● EXERCISE DIRECTIONS
For the copy, please give all of the data again exactly and leave the pictures out.

● EXERCISE INPUT
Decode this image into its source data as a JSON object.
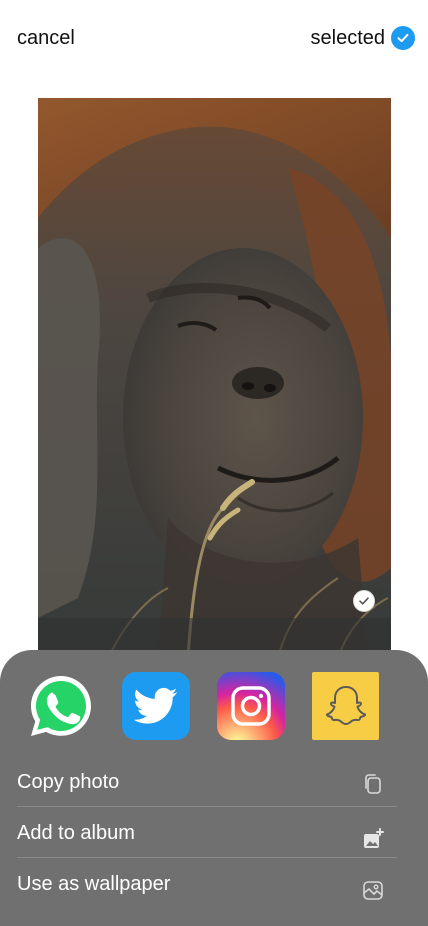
{
  "header": {
    "cancel_label": "cancel",
    "selected_label": "selected"
  },
  "photo": {
    "selected": true
  },
  "share_apps": [
    {
      "name": "whatsapp-icon",
      "color": "#25D366"
    },
    {
      "name": "twitter-icon",
      "color": "#1D9BF0"
    },
    {
      "name": "instagram-icon",
      "color": "#D6249F"
    },
    {
      "name": "snapchat-icon",
      "color": "#F7CD45"
    }
  ],
  "actions": [
    {
      "label": "Copy photo",
      "icon": "copy-icon"
    },
    {
      "label": "Add to album",
      "icon": "add-to-album-icon"
    },
    {
      "label": "Use as wallpaper",
      "icon": "wallpaper-icon"
    }
  ],
  "colors": {
    "accent": "#1d9bf0",
    "sheet_background": "#707070"
  }
}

● EXERCISE SOLUTION
Decode this image into its source data as a JSON object.
{
  "header": {
    "cancel_label": "cancel",
    "selected_label": "selected"
  },
  "photo": {
    "selected": true
  },
  "share_apps": [
    {
      "name": "whatsapp-icon",
      "color": "#25D366"
    },
    {
      "name": "twitter-icon",
      "color": "#1D9BF0"
    },
    {
      "name": "instagram-icon",
      "color": "#D6249F"
    },
    {
      "name": "snapchat-icon",
      "color": "#F7CD45"
    }
  ],
  "actions": [
    {
      "label": "Copy photo",
      "icon": "copy-icon"
    },
    {
      "label": "Add to album",
      "icon": "add-to-album-icon"
    },
    {
      "label": "Use as wallpaper",
      "icon": "wallpaper-icon"
    }
  ],
  "colors": {
    "accent": "#1d9bf0",
    "sheet_background": "#707070"
  }
}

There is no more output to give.